— BEGIN —

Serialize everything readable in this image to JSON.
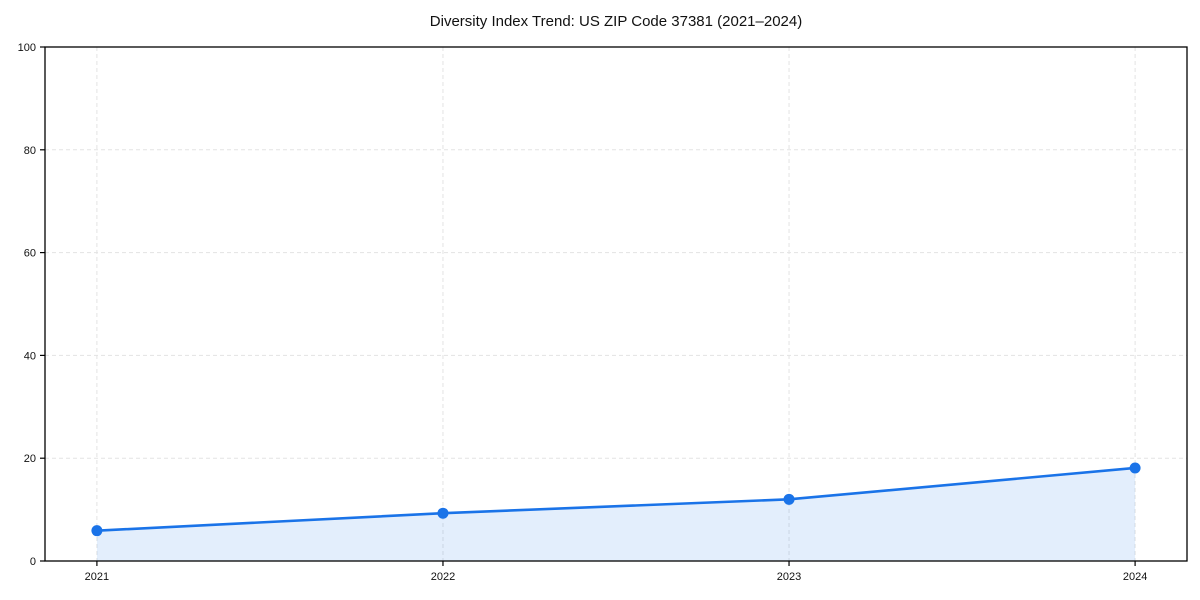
{
  "chart_data": {
    "type": "line",
    "title": "Diversity Index Trend: US ZIP Code 37381 (2021–2024)",
    "x": [
      2021,
      2022,
      2023,
      2024
    ],
    "xtick_labels": [
      "2021",
      "2022",
      "2023",
      "2024"
    ],
    "series": [
      {
        "name": "Diversity Index",
        "values": [
          5.9,
          9.3,
          12.0,
          18.1
        ]
      }
    ],
    "xlabel": "",
    "ylabel": "",
    "ylim": [
      0,
      100
    ],
    "yticks": [
      0,
      20,
      40,
      60,
      80,
      100
    ],
    "grid": true,
    "grid_style": "dashed",
    "legend": false,
    "area_fill": true,
    "marker": "circle"
  },
  "colors": {
    "line": "#1a73e8",
    "fill_opacity": 0.12,
    "grid": "#e3e3e3",
    "axis": "#000000",
    "tick_label": "#111111"
  }
}
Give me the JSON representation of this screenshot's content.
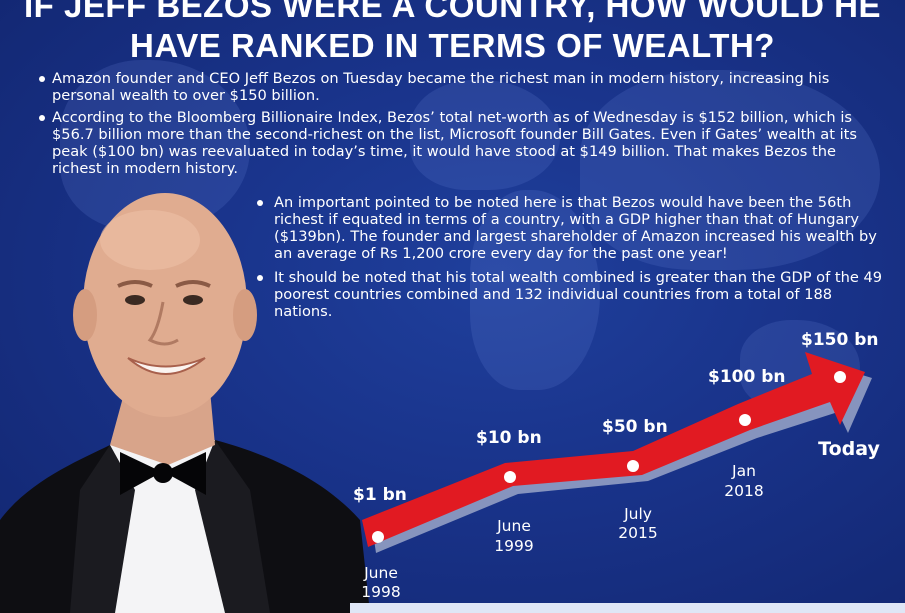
{
  "title": {
    "line1": "IF JEFF BEZOS WERE A COUNTRY, HOW WOULD HE",
    "line2": "HAVE RANKED IN TERMS OF WEALTH?"
  },
  "bullets_top": [
    "Amazon founder and CEO Jeff Bezos on Tuesday became the richest man in modern history, increasing his personal wealth to over $150 billion.",
    "According to the Bloomberg Billionaire Index, Bezos’ total net-worth as of Wednesday is $152 billion, which is $56.7 billion more than the second-richest on the list, Microsoft founder Bill Gates. Even if Gates’ wealth at its peak ($100 bn) was reevaluated in today’s time, it would have stood at $149 billion. That makes Bezos the richest in modern history."
  ],
  "bullets_right": [
    "An important pointed to be noted here is that Bezos would have been the 56th richest if equated in terms of a country, with a GDP higher than that of Hungary ($139bn). The founder and largest shareholder of Amazon increased his wealth by an average of Rs 1,200 crore every day for the past one year!",
    "It should be noted that his total wealth combined is greater than the GDP of the 49 poorest countries combined and 132 individual countries from a total of 188 nations."
  ],
  "timeline": {
    "points": [
      {
        "value_label": "$1 bn",
        "date_line1": "June",
        "date_line2": "1998"
      },
      {
        "value_label": "$10 bn",
        "date_line1": "June",
        "date_line2": "1999"
      },
      {
        "value_label": "$50 bn",
        "date_line1": "July",
        "date_line2": "2015"
      },
      {
        "value_label": "$100 bn",
        "date_line1": "Jan",
        "date_line2": "2018"
      },
      {
        "value_label": "$150 bn",
        "date_line1": "Today",
        "date_line2": ""
      }
    ],
    "arrow_color": "#e11a22",
    "arrow_shadow_color": "#9aa6c8"
  }
}
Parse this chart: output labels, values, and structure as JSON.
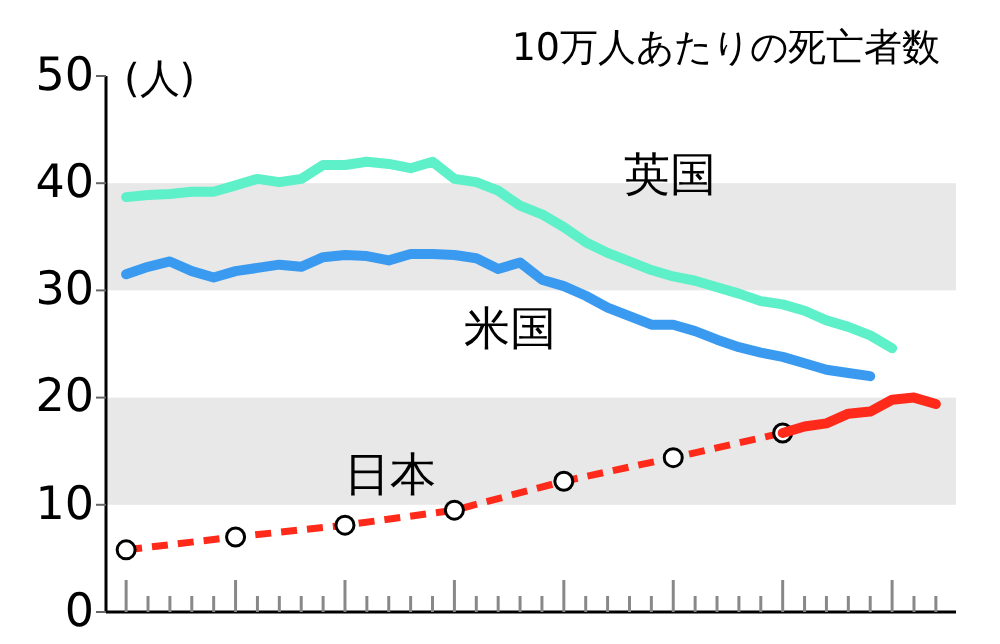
{
  "chart_data": {
    "type": "line",
    "subtitle": "10万人あたりの死亡者数",
    "ylabel": "(人)",
    "categories": [
      null,
      null,
      null,
      null,
      null,
      null,
      null,
      null,
      null,
      null,
      null,
      null,
      null,
      null,
      null,
      null,
      null,
      null,
      null,
      null,
      null,
      null,
      null,
      null,
      null,
      null,
      null,
      null,
      null,
      null,
      null,
      null,
      null,
      null,
      null,
      null,
      null,
      null
    ],
    "ylim": [
      0,
      50
    ],
    "yticks": [
      0,
      10,
      20,
      30,
      40,
      50
    ],
    "grid": false,
    "line_style": "solid",
    "marker": "none",
    "bands": [
      {
        "axis": "y",
        "from": 10,
        "to": 20,
        "color": "#e8e8e8"
      },
      {
        "axis": "y",
        "from": 30,
        "to": 40,
        "color": "#e8e8e8"
      }
    ],
    "series": [
      {
        "name": "英国",
        "color": "#5ef0c8",
        "values": [
          38.7,
          38.9,
          39.0,
          39.2,
          39.2,
          39.8,
          40.4,
          40.1,
          40.4,
          41.7,
          41.7,
          42.0,
          41.8,
          41.4,
          42.0,
          40.4,
          40.1,
          39.3,
          37.9,
          37.1,
          35.9,
          34.5,
          33.5,
          32.7,
          31.9,
          31.3,
          30.9,
          30.3,
          29.7,
          29.0,
          28.7,
          28.1,
          27.2,
          26.6,
          25.8,
          24.6,
          null,
          null
        ]
      },
      {
        "name": "米国",
        "color": "#3a9af0",
        "values": [
          31.5,
          32.2,
          32.7,
          31.8,
          31.2,
          31.8,
          32.1,
          32.4,
          32.2,
          33.1,
          33.3,
          33.2,
          32.8,
          33.4,
          33.4,
          33.3,
          33.0,
          32.0,
          32.6,
          31.0,
          30.4,
          29.5,
          28.4,
          27.6,
          26.8,
          26.8,
          26.2,
          25.4,
          24.7,
          24.2,
          23.8,
          23.2,
          22.6,
          22.3,
          22.0,
          null,
          null,
          null
        ]
      },
      {
        "name": "日本",
        "color": "#ff2a1a",
        "line_style": "dashed",
        "marker": "circle",
        "values": [
          5.8,
          null,
          null,
          null,
          null,
          7.0,
          null,
          null,
          null,
          null,
          8.1,
          null,
          null,
          null,
          null,
          9.5,
          null,
          null,
          null,
          null,
          12.2,
          null,
          null,
          null,
          null,
          14.4,
          null,
          null,
          null,
          null,
          16.7,
          null,
          null,
          null,
          null,
          null,
          null,
          null
        ]
      },
      {
        "color": "#ff2a1a",
        "values": [
          null,
          null,
          null,
          null,
          null,
          null,
          null,
          null,
          null,
          null,
          null,
          null,
          null,
          null,
          null,
          null,
          null,
          null,
          null,
          null,
          null,
          null,
          null,
          null,
          null,
          null,
          null,
          null,
          null,
          null,
          16.7,
          17.3,
          17.6,
          18.5,
          18.7,
          19.8,
          20.0,
          19.4
        ]
      }
    ]
  }
}
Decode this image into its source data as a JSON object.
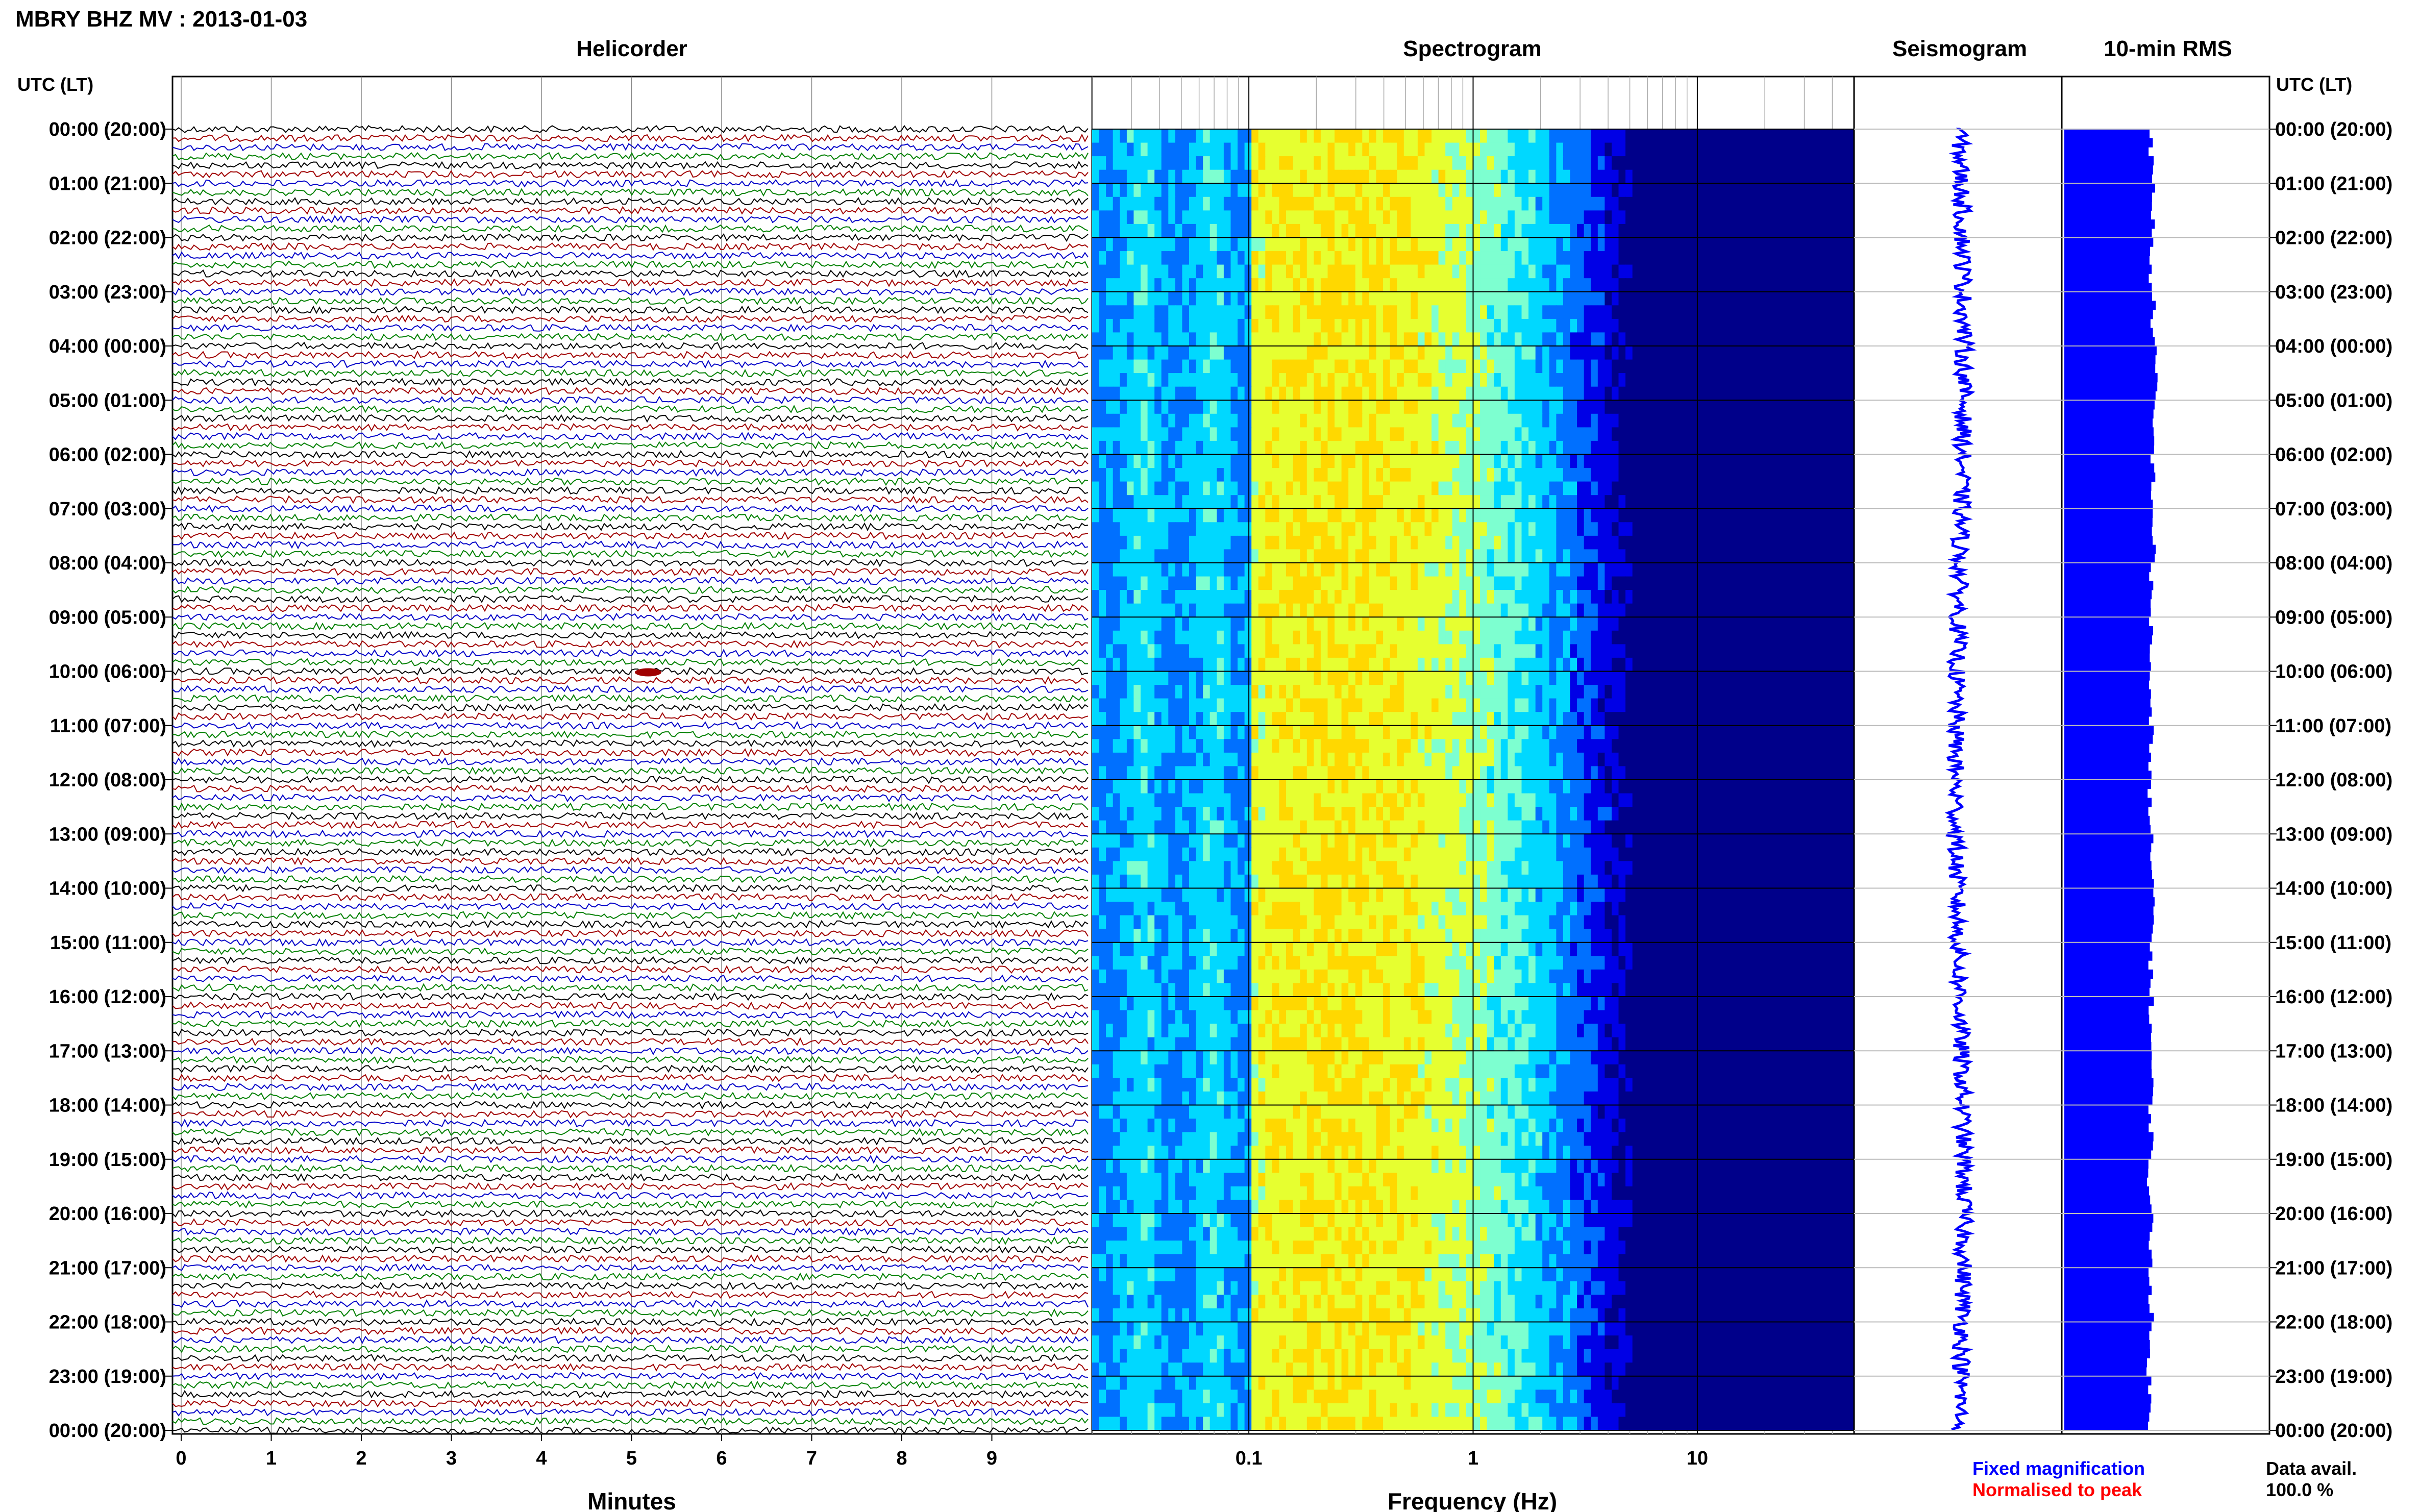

— END —

What is expected: Return a copy of every line that includes the word "noted".

Task output:
    "An important pointed to be noted here is that Bezos would have been the 56th richest if equated in terms of a country, with a GDP higher than that of Hungary ($139bn). The founder and largest shareholder of Amazon increased his wealth by an average of Rs 1,200 crore every day for the past one year!",
    "It should be noted that his total wealth combined is greater than the GDP of the 49 poorest countries combined and 132 individual countries from a total of 188 nations."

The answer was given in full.